#### Goal of the exercise
Copy out the entries in full and with complete accuracy; pictures are excluded.

------

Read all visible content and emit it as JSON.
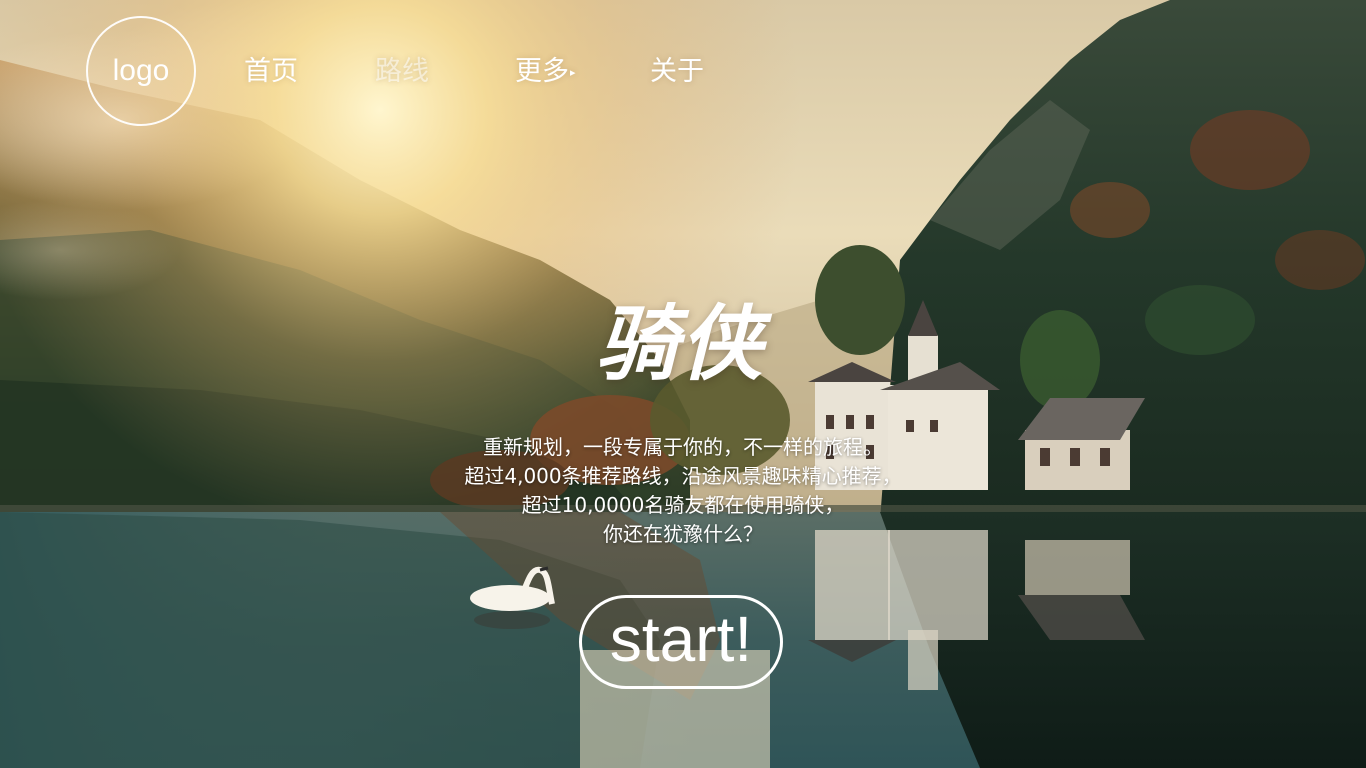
{
  "brand": {
    "logo_text": "logo"
  },
  "nav": {
    "items": [
      {
        "label": "首页"
      },
      {
        "label": "路线"
      },
      {
        "label": "更多",
        "has_arrow": true,
        "arrow_icon": "triangle-right-icon"
      },
      {
        "label": "关于"
      }
    ]
  },
  "hero": {
    "title": "骑侠",
    "lines": [
      "重新规划，一段专属于你的，不一样的旅程。",
      "超过4,000条推荐路线，沿途风景趣味精心推荐，",
      "超过10,0000名骑友都在使用骑侠，",
      "你还在犹豫什么？"
    ],
    "cta_label": "start!"
  },
  "colors": {
    "text": "#ffffff",
    "sky": "#e8d7b4",
    "sun": "#fff3c6",
    "forest_dark": "#1f3325",
    "lake": "#3a5a5a"
  }
}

------

#### Solved problem
Read all visible content and emit it as JSON.
{
  "brand": {
    "logo_text": "logo"
  },
  "nav": {
    "items": [
      {
        "label": "首页"
      },
      {
        "label": "路线"
      },
      {
        "label": "更多",
        "has_arrow": true,
        "arrow_icon": "triangle-right-icon"
      },
      {
        "label": "关于"
      }
    ]
  },
  "hero": {
    "title": "骑侠",
    "lines": [
      "重新规划，一段专属于你的，不一样的旅程。",
      "超过4,000条推荐路线，沿途风景趣味精心推荐，",
      "超过10,0000名骑友都在使用骑侠，",
      "你还在犹豫什么？"
    ],
    "cta_label": "start!"
  },
  "colors": {
    "text": "#ffffff",
    "sky": "#e8d7b4",
    "sun": "#fff3c6",
    "forest_dark": "#1f3325",
    "lake": "#3a5a5a"
  }
}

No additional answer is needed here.